— start of Stored rows —

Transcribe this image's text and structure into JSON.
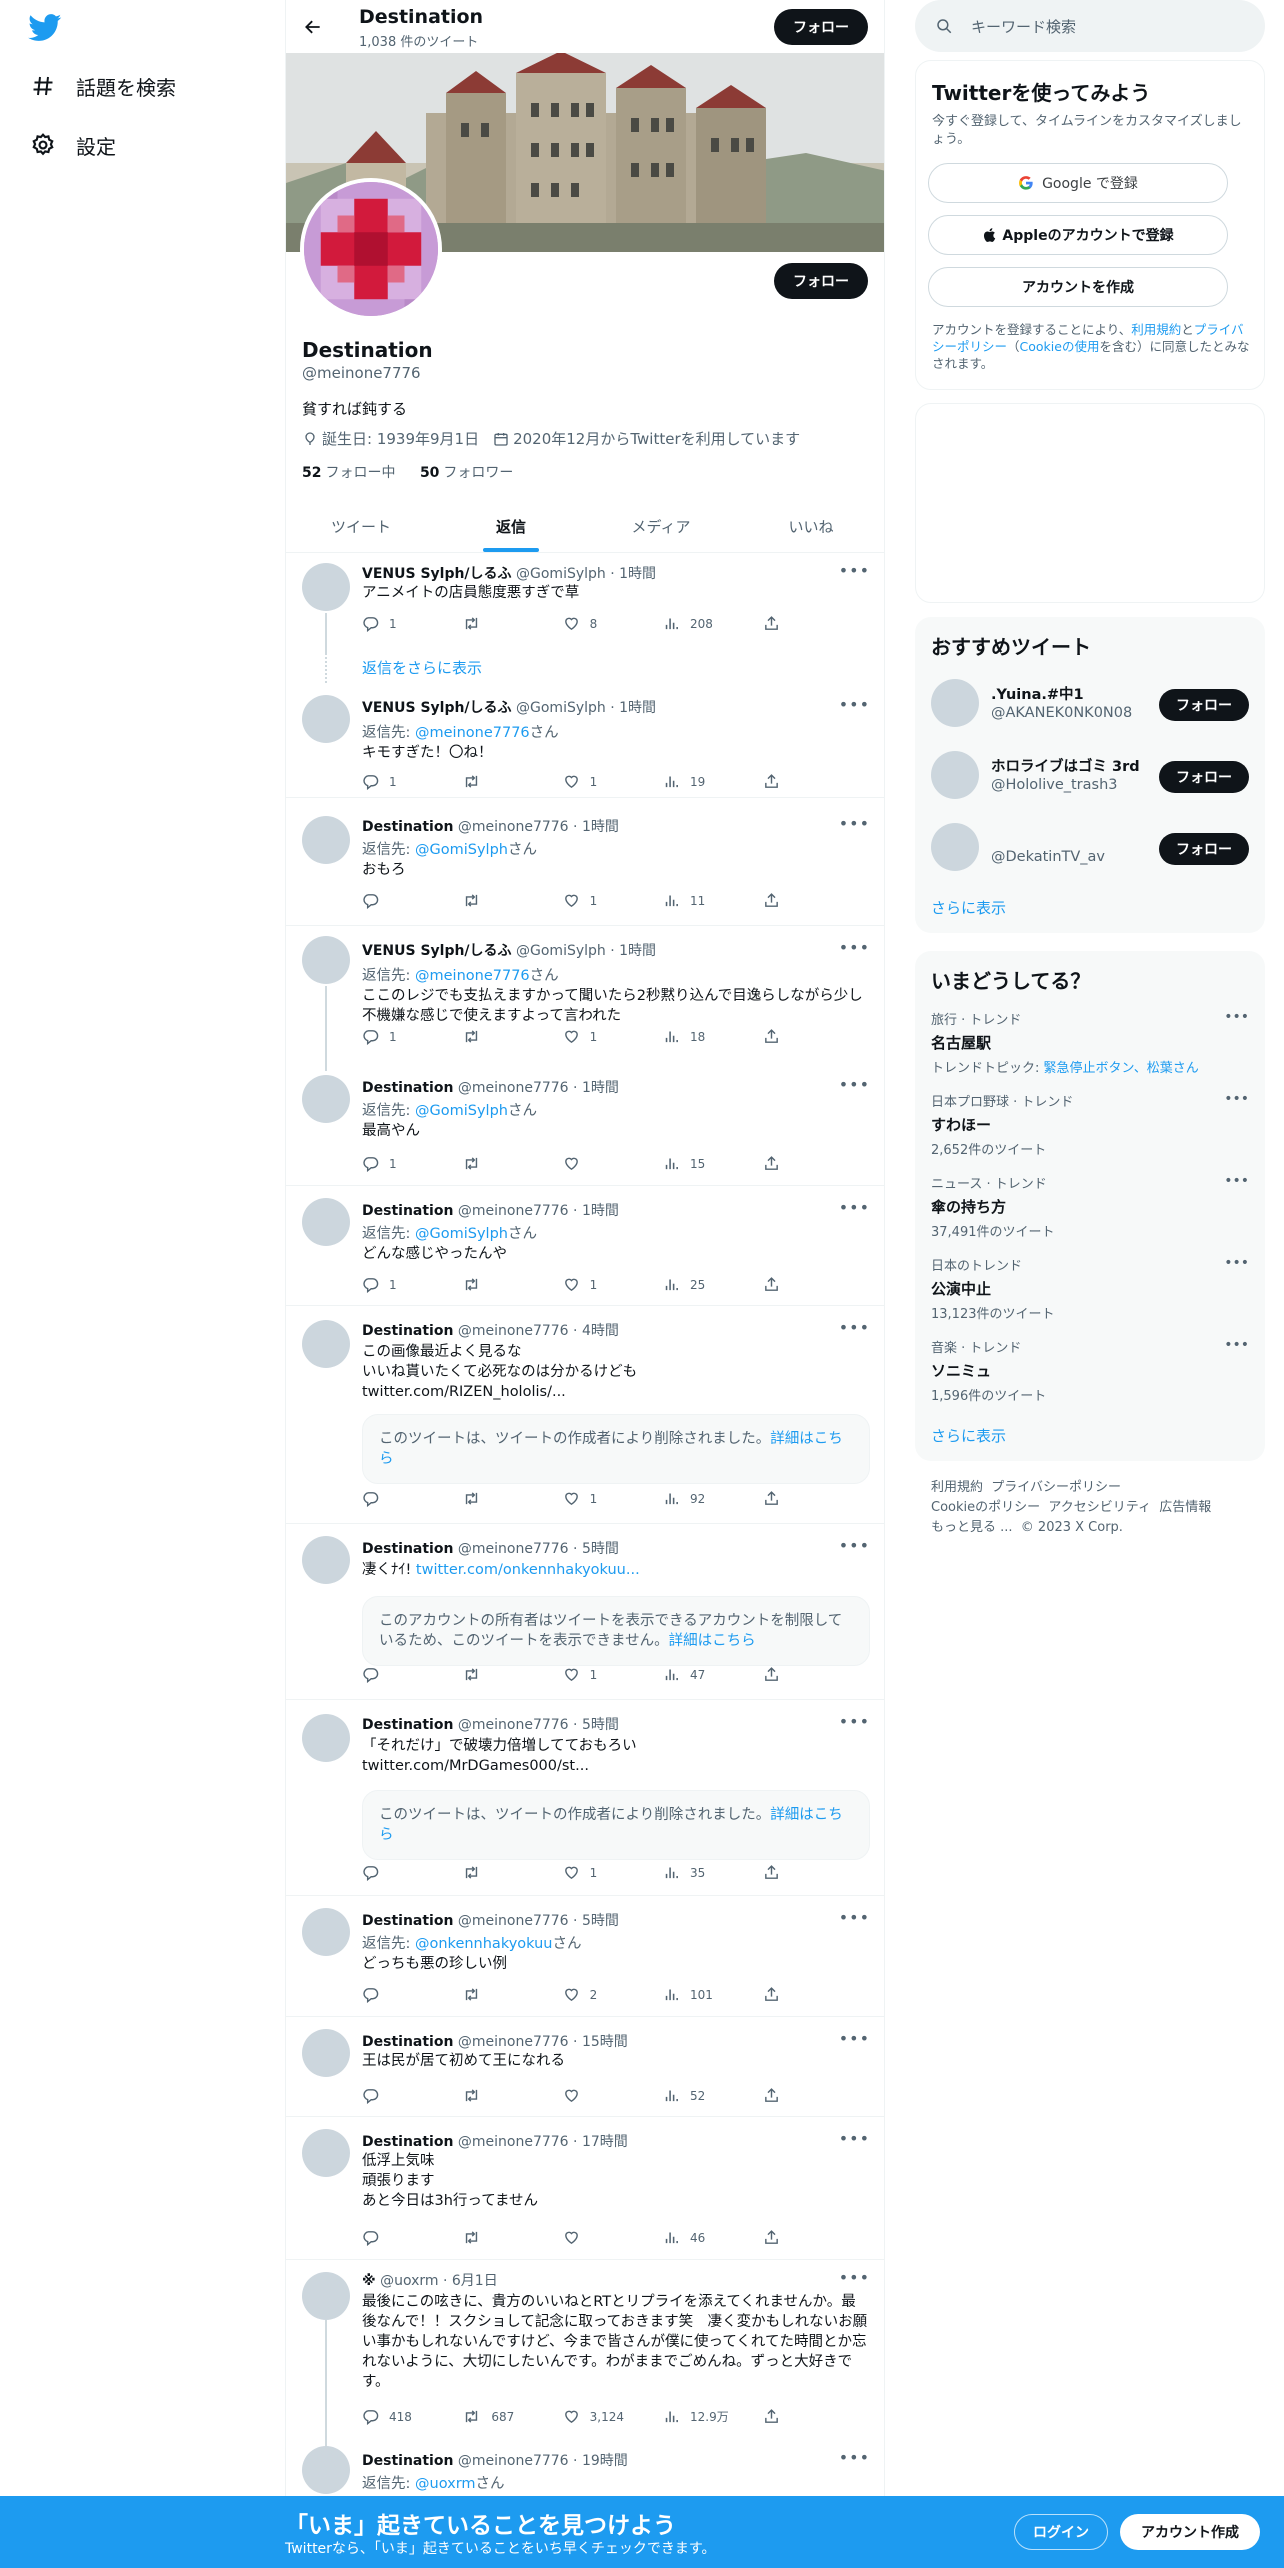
{
  "nav": {
    "explore": "話題を検索",
    "settings": "設定"
  },
  "header": {
    "name": "Destination",
    "tweet_count": "1,038 件のツイート",
    "follow": "フォロー"
  },
  "profile": {
    "name": "Destination",
    "handle": "@meinone7776",
    "bio": "貧すれば鈍する",
    "birthday": "誕生日: 1939年9月1日",
    "joined": "2020年12月からTwitterを利用しています",
    "following_count": "52",
    "following_label": "フォロー中",
    "followers_count": "50",
    "followers_label": "フォロワー",
    "follow": "フォロー"
  },
  "tabs": [
    "ツイート",
    "返信",
    "メディア",
    "いいね"
  ],
  "show_more_replies": "返信をさらに表示",
  "tweets": [
    {
      "name": "VENUS Sylph/しるふ",
      "handle": "@GomiSylph",
      "time": "· 1時間",
      "text": "アニメイトの店員態度悪すぎで草",
      "reply": "",
      "reply_user": "",
      "reply_suffix": "",
      "link": "",
      "quote": "",
      "quote_link": "",
      "stats": [
        "1",
        "",
        "8",
        "208"
      ]
    },
    {
      "name": "VENUS Sylph/しるふ",
      "handle": "@GomiSylph",
      "time": "· 1時間",
      "text": "キモすぎた！〇ね！",
      "reply": "返信先: ",
      "reply_user": "@meinone7776",
      "reply_suffix": "さん",
      "link": "",
      "quote": "",
      "quote_link": "",
      "stats": [
        "1",
        "",
        "1",
        "19"
      ]
    },
    {
      "name": "Destination",
      "handle": "@meinone7776",
      "time": "· 1時間",
      "text": "おもろ",
      "reply": "返信先: ",
      "reply_user": "@GomiSylph",
      "reply_suffix": "さん",
      "link": "",
      "quote": "",
      "quote_link": "",
      "stats": [
        "",
        "",
        "1",
        "11"
      ]
    },
    {
      "name": "VENUS Sylph/しるふ",
      "handle": "@GomiSylph",
      "time": "· 1時間",
      "text": "ここのレジでも支払えますかって聞いたら2秒黙り込んで目逸らしながら少し不機嫌な感じで使えますよって言われた",
      "reply": "返信先: ",
      "reply_user": "@meinone7776",
      "reply_suffix": "さん",
      "link": "",
      "quote": "",
      "quote_link": "",
      "stats": [
        "1",
        "",
        "1",
        "18"
      ]
    },
    {
      "name": "Destination",
      "handle": "@meinone7776",
      "time": "· 1時間",
      "text": "最高やん",
      "reply": "返信先: ",
      "reply_user": "@GomiSylph",
      "reply_suffix": "さん",
      "link": "",
      "quote": "",
      "quote_link": "",
      "stats": [
        "1",
        "",
        "",
        "15"
      ]
    },
    {
      "name": "Destination",
      "handle": "@meinone7776",
      "time": "· 1時間",
      "text": "どんな感じやったんや",
      "reply": "返信先: ",
      "reply_user": "@GomiSylph",
      "reply_suffix": "さん",
      "link": "",
      "quote": "",
      "quote_link": "",
      "stats": [
        "1",
        "",
        "1",
        "25"
      ]
    },
    {
      "name": "Destination",
      "handle": "@meinone7776",
      "time": "· 4時間",
      "text": "この画像最近よく見るな\nいいね貰いたくて必死なのは分かるけども",
      "reply": "",
      "reply_user": "",
      "reply_suffix": "",
      "link": "twitter.com/RIZEN_hololis/...",
      "quote": "このツイートは、ツイートの作成者により削除されました。",
      "quote_link": "詳細はこちら",
      "stats": [
        "",
        "",
        "1",
        "92"
      ]
    },
    {
      "name": "Destination",
      "handle": "@meinone7776",
      "time": "· 5時間",
      "text": "凄くﾅｲ! ",
      "reply": "",
      "reply_user": "",
      "reply_suffix": "",
      "link": "twitter.com/onkennhakyokuu...",
      "quote": "このアカウントの所有者はツイートを表示できるアカウントを制限しているため、このツイートを表示できません。",
      "quote_link": "詳細はこちら",
      "stats": [
        "",
        "",
        "1",
        "47"
      ]
    },
    {
      "name": "Destination",
      "handle": "@meinone7776",
      "time": "· 5時間",
      "text": "「それだけ」で破壊力倍増してておもろい",
      "reply": "",
      "reply_user": "",
      "reply_suffix": "",
      "link": "twitter.com/MrDGames000/st...",
      "quote": "このツイートは、ツイートの作成者により削除されました。",
      "quote_link": "詳細はこちら",
      "stats": [
        "",
        "",
        "1",
        "35"
      ]
    },
    {
      "name": "Destination",
      "handle": "@meinone7776",
      "time": "· 5時間",
      "text": "どっちも悪の珍しい例",
      "reply": "返信先: ",
      "reply_user": "@onkennhakyokuu",
      "reply_suffix": "さん",
      "link": "",
      "quote": "",
      "quote_link": "",
      "stats": [
        "",
        "",
        "2",
        "101"
      ]
    },
    {
      "name": "Destination",
      "handle": "@meinone7776",
      "time": "· 15時間",
      "text": "王は民が居て初めて王になれる",
      "reply": "",
      "reply_user": "",
      "reply_suffix": "",
      "link": "",
      "quote": "",
      "quote_link": "",
      "stats": [
        "",
        "",
        "",
        "52"
      ]
    },
    {
      "name": "Destination",
      "handle": "@meinone7776",
      "time": "· 17時間",
      "text": "低浮上気味\n頑張ります\nあと今日は3h行ってません",
      "reply": "",
      "reply_user": "",
      "reply_suffix": "",
      "link": "",
      "quote": "",
      "quote_link": "",
      "stats": [
        "",
        "",
        "",
        "46"
      ]
    },
    {
      "name": "※",
      "handle": "@uoxrm",
      "time": "· 6月1日",
      "text": "最後にこの呟きに、貴方のいいねとRTとリプライを添えてくれませんか。最後なんで！！スクショして記念に取っておきます笑　凄く変かもしれないお願い事かもしれないんですけど、今まで皆さんが僕に使ってくれてた時間とか忘れないように、大切にしたいんです。わがままでごめんね。ずっと大好きです。",
      "reply": "",
      "reply_user": "",
      "reply_suffix": "",
      "link": "",
      "quote": "",
      "quote_link": "",
      "stats": [
        "418",
        "687",
        "3,124",
        "12.9万"
      ]
    },
    {
      "name": "Destination",
      "handle": "@meinone7776",
      "time": "· 19時間",
      "text": "",
      "reply": "返信先: ",
      "reply_user": "@uoxrm",
      "reply_suffix": "さん",
      "link": "",
      "quote": "",
      "quote_link": "",
      "stats": [
        "",
        "",
        "",
        ""
      ]
    }
  ],
  "right": {
    "search_placeholder": "キーワード検索",
    "signup_title": "Twitterを使ってみよう",
    "signup_sub": "今すぐ登録して、タイムラインをカスタマイズしましょう。",
    "google_btn": "Google で登録",
    "apple_btn": "Appleのアカウントで登録",
    "create_btn": "アカウントを作成",
    "terms_prefix": "アカウントを登録することにより、",
    "terms_link": "利用規約",
    "terms_mid": "と",
    "privacy_link": "プライバシーポリシー",
    "cookie_prefix": "（",
    "cookie_link": "Cookieの使用",
    "terms_suffix": "を含む）に同意したとみなされます。",
    "reco_title": "おすすめツイート",
    "reco": [
      {
        "name": ".Yuina.#中1",
        "handle": "@AKANEK0NK0N08"
      },
      {
        "name": "ホロライブはゴミ 3rd",
        "handle": "@Hololive_trash3"
      },
      {
        "name": "",
        "handle": "@DekatinTV_av"
      }
    ],
    "follow": "フォロー",
    "show_more": "さらに表示",
    "trend_title": "いまどうしてる？",
    "trends": [
      {
        "cat": "旅行 · トレンド",
        "title": "名古屋駅",
        "extra_prefix": "トレンドトピック: ",
        "extra_links": "緊急停止ボタン、松葉さん",
        "count": ""
      },
      {
        "cat": "日本プロ野球 · トレンド",
        "title": "すわほー",
        "extra_prefix": "",
        "extra_links": "",
        "count": "2,652件のツイート"
      },
      {
        "cat": "ニュース · トレンド",
        "title": "傘の持ち方",
        "extra_prefix": "",
        "extra_links": "",
        "count": "37,491件のツイート"
      },
      {
        "cat": "日本のトレンド",
        "title": "公演中止",
        "extra_prefix": "",
        "extra_links": "",
        "count": "13,123件のツイート"
      },
      {
        "cat": "音楽 · トレンド",
        "title": "ソニミュ",
        "extra_prefix": "",
        "extra_links": "",
        "count": "1,596件のツイート"
      }
    ],
    "footer": {
      "line1a": "利用規約",
      "line1b": "プライバシーポリシー",
      "line2a": "Cookieのポリシー",
      "line2b": "アクセシビリティ",
      "line2c": "広告情報",
      "line3a": "もっと見る ...",
      "line3b": "© 2023 X Corp."
    }
  },
  "bottom": {
    "title": "「いま」起きていることを見つけよう",
    "sub": "Twitterなら、「いま」起きていることをいち早くチェックできます。",
    "login": "ログイン",
    "signup": "アカウント作成"
  }
}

— end of Stored rows —

Short task:
Report each line of the material above where the word "プライバシーポリシー" appears.

Answer in full:
    "privacy_link": "プライバシーポリシー",
      "line1b": "プライバシーポリシー",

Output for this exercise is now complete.